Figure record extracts
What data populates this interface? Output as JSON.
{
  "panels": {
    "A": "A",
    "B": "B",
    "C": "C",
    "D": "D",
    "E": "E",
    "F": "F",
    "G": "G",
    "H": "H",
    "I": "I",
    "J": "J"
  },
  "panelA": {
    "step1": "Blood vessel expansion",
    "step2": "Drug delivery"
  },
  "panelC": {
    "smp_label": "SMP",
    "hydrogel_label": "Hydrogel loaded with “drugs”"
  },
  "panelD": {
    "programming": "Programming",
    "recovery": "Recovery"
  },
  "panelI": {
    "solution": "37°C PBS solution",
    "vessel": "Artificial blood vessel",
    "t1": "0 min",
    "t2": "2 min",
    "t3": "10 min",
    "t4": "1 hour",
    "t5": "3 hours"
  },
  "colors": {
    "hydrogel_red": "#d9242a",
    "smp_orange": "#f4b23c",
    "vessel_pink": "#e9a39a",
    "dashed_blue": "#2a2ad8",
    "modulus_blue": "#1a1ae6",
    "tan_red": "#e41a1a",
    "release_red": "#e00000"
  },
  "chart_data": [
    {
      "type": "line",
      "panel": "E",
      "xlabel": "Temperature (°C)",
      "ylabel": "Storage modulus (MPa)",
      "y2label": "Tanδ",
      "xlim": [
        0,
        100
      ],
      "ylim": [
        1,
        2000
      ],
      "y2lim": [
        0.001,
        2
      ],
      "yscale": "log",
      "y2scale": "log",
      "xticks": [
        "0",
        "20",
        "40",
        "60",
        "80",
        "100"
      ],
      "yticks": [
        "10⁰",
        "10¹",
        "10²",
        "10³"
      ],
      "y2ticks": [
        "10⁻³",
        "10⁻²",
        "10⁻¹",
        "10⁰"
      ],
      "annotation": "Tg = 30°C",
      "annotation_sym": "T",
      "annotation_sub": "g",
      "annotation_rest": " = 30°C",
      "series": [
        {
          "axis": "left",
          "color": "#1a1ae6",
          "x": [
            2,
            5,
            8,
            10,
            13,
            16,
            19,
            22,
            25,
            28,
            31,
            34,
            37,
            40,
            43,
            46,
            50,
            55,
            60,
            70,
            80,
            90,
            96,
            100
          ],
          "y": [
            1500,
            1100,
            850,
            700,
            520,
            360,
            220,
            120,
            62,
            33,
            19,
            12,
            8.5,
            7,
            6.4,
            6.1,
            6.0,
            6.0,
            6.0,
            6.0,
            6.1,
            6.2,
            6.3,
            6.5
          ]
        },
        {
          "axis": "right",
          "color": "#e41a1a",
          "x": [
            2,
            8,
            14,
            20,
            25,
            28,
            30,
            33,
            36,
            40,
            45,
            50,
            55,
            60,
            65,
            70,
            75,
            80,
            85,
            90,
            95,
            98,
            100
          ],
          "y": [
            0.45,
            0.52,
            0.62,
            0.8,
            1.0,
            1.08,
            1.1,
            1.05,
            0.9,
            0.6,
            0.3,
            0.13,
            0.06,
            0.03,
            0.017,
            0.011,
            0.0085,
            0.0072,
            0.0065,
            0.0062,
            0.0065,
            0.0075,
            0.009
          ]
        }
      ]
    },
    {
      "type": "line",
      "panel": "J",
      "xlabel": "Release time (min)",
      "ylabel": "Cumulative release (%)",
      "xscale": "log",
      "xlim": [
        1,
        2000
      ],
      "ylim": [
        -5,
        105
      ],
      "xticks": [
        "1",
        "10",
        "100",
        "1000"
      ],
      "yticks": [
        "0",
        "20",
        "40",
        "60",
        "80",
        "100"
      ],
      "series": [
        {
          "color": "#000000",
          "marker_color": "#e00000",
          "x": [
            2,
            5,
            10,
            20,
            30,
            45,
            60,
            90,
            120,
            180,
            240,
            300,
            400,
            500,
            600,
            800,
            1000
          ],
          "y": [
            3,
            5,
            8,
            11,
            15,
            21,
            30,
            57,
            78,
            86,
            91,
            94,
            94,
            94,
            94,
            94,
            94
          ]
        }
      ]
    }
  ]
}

* Prompt
Lines containing the string "xlabel" are to be selected and copied.

* Answer to this task
      "xlabel": "Temperature (°C)",
      "xlabel": "Release time (min)",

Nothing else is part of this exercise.